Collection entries

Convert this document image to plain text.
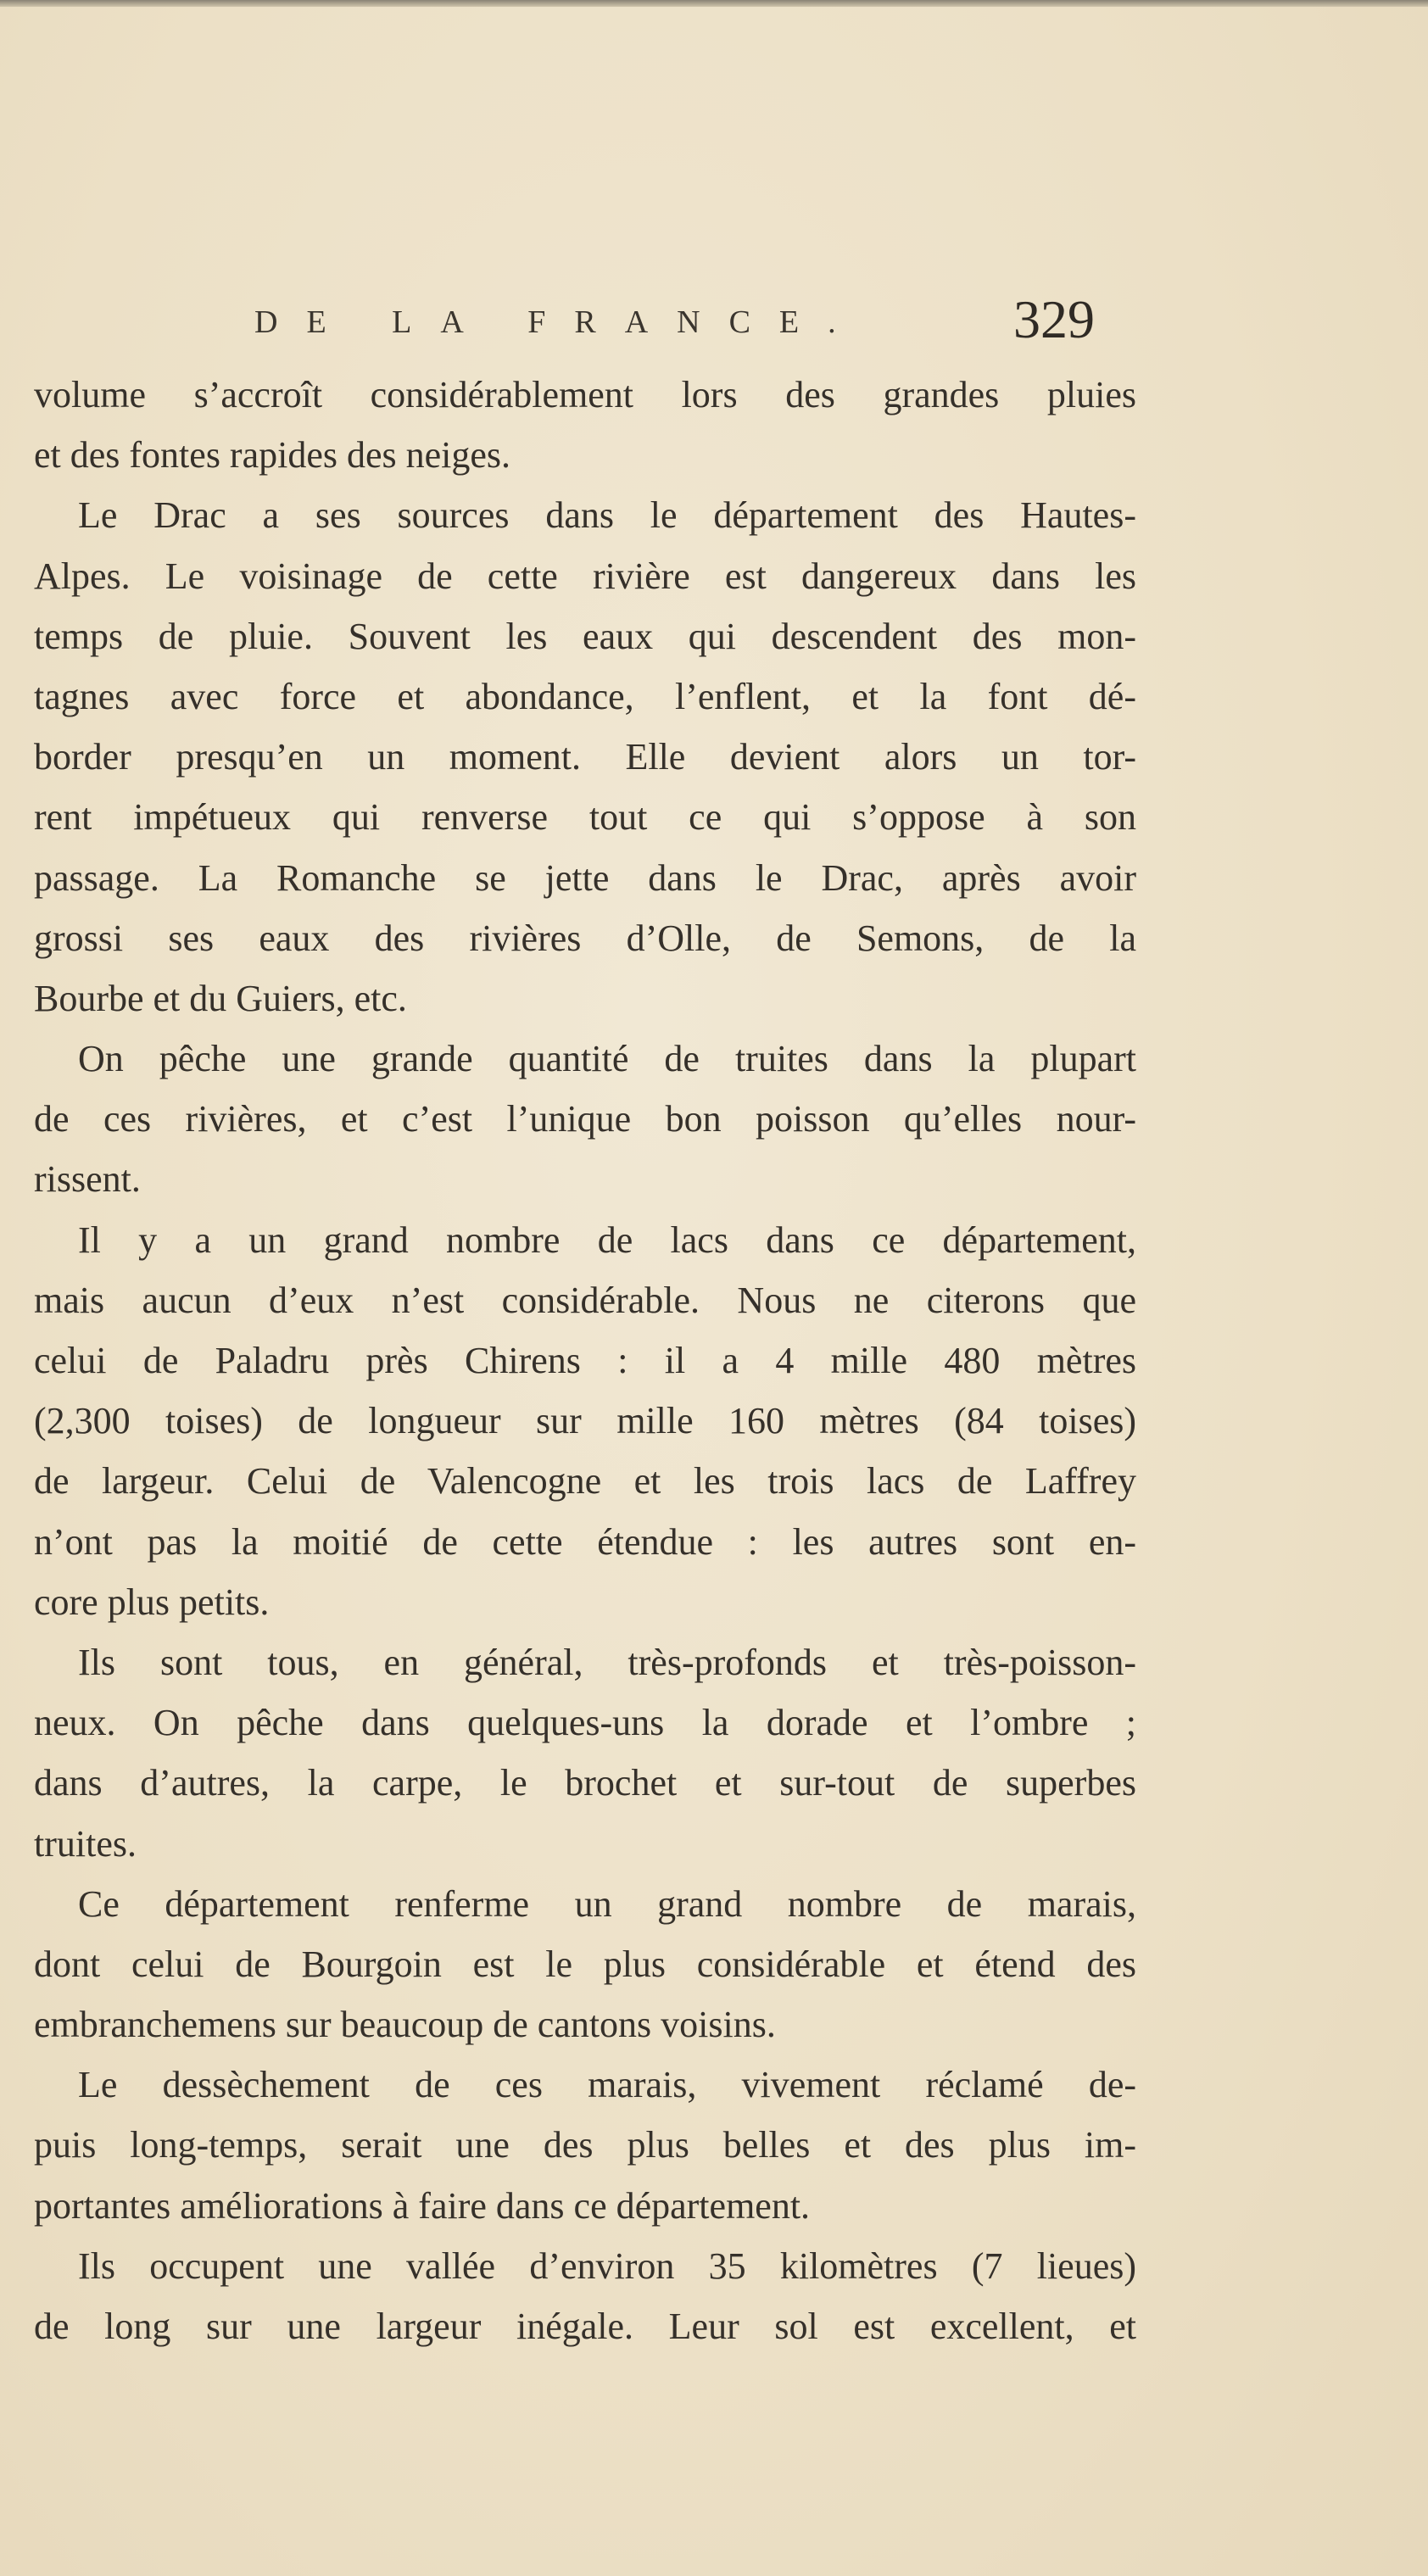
DE LA FRANCE.	329
volume s’accroît considérablement lors des grandes pluies
et des fontes rapides des neiges.
Le Drac a ses sources dans le département des Hautes-
Alpes. Le voisinage de cette rivière est dangereux dans les
temps de pluie. Souvent les eaux qui descendent des mon-
tagnes avec force et abondance, l’enflent, et la font dé-
border presqu’en un moment. Elle devient alors un tor-
rent impétueux qui renverse tout ce qui s’oppose à son
passage. La Romanche se jette dans le Drac, après avoir
grossi ses eaux des rivières d’Olle, de Semons, de la
Bourbe et du Guiers, etc.
On pêche une grande quantité de truites dans la plupart
de ces rivières, et c’est l’unique bon poisson qu’elles nour-
rissent.
Il y a un grand nombre de lacs dans ce département,
mais aucun d’eux n’est considérable. Nous ne citerons que
celui de Paladru près Chirens : il a 4 mille 480 mètres
(2,300 toises) de longueur sur mille 160 mètres (84 toises)
de largeur. Celui de Valencogne et les trois lacs de Laffrey
n’ont pas la moitié de cette étendue : les autres sont en-
core plus petits.
Ils sont tous, en général, très-profonds et très-poisson-
neux. On pêche dans quelques-uns la dorade et l’ombre ;
dans d’autres, la carpe, le brochet et sur-tout de superbes
truites.
Ce département renferme un grand nombre de marais,
dont celui de Bourgoin est le plus considérable et étend des
embranchemens sur beaucoup de cantons voisins.
Le dessèchement de ces marais, vivement réclamé de-
puis long-temps, serait une des plus belles et des plus im-
portantes améliorations à faire dans ce département.
Ils occupent une vallée d’environ 35 kilomètres (7 lieues)
de long sur une largeur inégale. Leur sol est excellent, et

### [Goal]
Reproduce every line above as written, skipping pictures.

### [Response for this exercise]
Convert this document image to plain text.
DE LA FRANCE.	329
volume s’accroît considérablement lors des grandes pluies
et des fontes rapides des neiges.
Le Drac a ses sources dans le département des Hautes-
Alpes. Le voisinage de cette rivière est dangereux dans les
temps de pluie. Souvent les eaux qui descendent des mon-
tagnes avec force et abondance, l’enflent, et la font dé-
border presqu’en un moment. Elle devient alors un tor-
rent impétueux qui renverse tout ce qui s’oppose à son
passage. La Romanche se jette dans le Drac, après avoir
grossi ses eaux des rivières d’Olle, de Semons, de la
Bourbe et du Guiers, etc.
On pêche une grande quantité de truites dans la plupart
de ces rivières, et c’est l’unique bon poisson qu’elles nour-
rissent.
Il y a un grand nombre de lacs dans ce département,
mais aucun d’eux n’est considérable. Nous ne citerons que
celui de Paladru près Chirens : il a 4 mille 480 mètres
(2,300 toises) de longueur sur mille 160 mètres (84 toises)
de largeur. Celui de Valencogne et les trois lacs de Laffrey
n’ont pas la moitié de cette étendue : les autres sont en-
core plus petits.
Ils sont tous, en général, très-profonds et très-poisson-
neux. On pêche dans quelques-uns la dorade et l’ombre ;
dans d’autres, la carpe, le brochet et sur-tout de superbes
truites.
Ce département renferme un grand nombre de marais,
dont celui de Bourgoin est le plus considérable et étend des
embranchemens sur beaucoup de cantons voisins.
Le dessèchement de ces marais, vivement réclamé de-
puis long-temps, serait une des plus belles et des plus im-
portantes améliorations à faire dans ce département.
Ils occupent une vallée d’environ 35 kilomètres (7 lieues)
de long sur une largeur inégale. Leur sol est excellent, et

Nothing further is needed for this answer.